_TASK DIRECTIONS_
Reproduce the entries below verbatim, starting with the very first line and ending with the line that contains "mainframe-database-icon xyxy=(1656,1326,1900,1510)", including that line.
==== INPUT RECORDS ====
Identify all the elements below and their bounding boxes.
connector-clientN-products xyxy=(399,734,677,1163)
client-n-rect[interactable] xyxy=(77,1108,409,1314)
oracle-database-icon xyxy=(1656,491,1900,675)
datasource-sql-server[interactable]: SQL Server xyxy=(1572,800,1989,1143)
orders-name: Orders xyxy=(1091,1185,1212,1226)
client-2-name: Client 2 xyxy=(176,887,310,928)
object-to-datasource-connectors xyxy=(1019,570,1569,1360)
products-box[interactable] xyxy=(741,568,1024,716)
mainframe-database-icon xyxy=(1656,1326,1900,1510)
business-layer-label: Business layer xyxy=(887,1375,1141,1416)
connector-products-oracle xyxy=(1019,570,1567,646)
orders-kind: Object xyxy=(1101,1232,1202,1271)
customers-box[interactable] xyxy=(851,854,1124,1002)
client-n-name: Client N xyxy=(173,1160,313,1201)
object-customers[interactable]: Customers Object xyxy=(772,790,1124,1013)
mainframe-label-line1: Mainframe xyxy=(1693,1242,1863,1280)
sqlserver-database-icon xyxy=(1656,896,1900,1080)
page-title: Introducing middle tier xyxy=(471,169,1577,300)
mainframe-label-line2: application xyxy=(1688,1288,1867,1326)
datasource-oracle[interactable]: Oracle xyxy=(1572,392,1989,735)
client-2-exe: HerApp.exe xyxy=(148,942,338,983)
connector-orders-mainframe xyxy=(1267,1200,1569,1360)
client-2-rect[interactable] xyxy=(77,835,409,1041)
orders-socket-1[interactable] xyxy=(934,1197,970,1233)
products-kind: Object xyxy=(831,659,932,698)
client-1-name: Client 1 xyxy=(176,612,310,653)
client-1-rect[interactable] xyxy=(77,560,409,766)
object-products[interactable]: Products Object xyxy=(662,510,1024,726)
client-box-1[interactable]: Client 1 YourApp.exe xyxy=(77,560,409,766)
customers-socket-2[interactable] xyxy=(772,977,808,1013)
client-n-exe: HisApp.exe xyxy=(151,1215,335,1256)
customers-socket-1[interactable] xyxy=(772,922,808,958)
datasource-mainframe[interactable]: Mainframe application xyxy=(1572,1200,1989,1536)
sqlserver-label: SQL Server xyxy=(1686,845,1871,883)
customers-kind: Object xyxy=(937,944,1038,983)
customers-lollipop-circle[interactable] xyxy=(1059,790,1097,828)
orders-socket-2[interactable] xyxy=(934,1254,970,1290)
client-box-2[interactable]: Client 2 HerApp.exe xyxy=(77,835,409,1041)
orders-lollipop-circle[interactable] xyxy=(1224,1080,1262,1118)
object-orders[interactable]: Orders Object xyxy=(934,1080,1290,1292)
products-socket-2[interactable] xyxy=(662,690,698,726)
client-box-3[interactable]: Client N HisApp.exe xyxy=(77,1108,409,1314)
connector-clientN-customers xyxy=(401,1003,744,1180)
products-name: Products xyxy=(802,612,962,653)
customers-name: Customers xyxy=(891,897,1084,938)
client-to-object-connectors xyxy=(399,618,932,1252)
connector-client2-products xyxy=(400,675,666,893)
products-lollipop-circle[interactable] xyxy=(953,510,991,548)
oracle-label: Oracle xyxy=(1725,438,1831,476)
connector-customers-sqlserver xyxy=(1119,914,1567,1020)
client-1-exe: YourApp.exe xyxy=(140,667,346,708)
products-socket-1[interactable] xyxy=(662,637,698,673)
====
_TASK SOLUTION_
Identify all the elements below and their bounding boxes.
connector-clientN-products xyxy=(399,734,677,1163)
client-n-rect[interactable] xyxy=(77,1108,409,1314)
oracle-database-icon xyxy=(1656,491,1900,675)
datasource-sql-server[interactable]: SQL Server xyxy=(1572,800,1989,1143)
orders-name: Orders xyxy=(1091,1185,1212,1226)
client-2-name: Client 2 xyxy=(176,887,310,928)
object-to-datasource-connectors xyxy=(1019,570,1569,1360)
products-box[interactable] xyxy=(741,568,1024,716)
mainframe-database-icon xyxy=(1656,1326,1900,1510)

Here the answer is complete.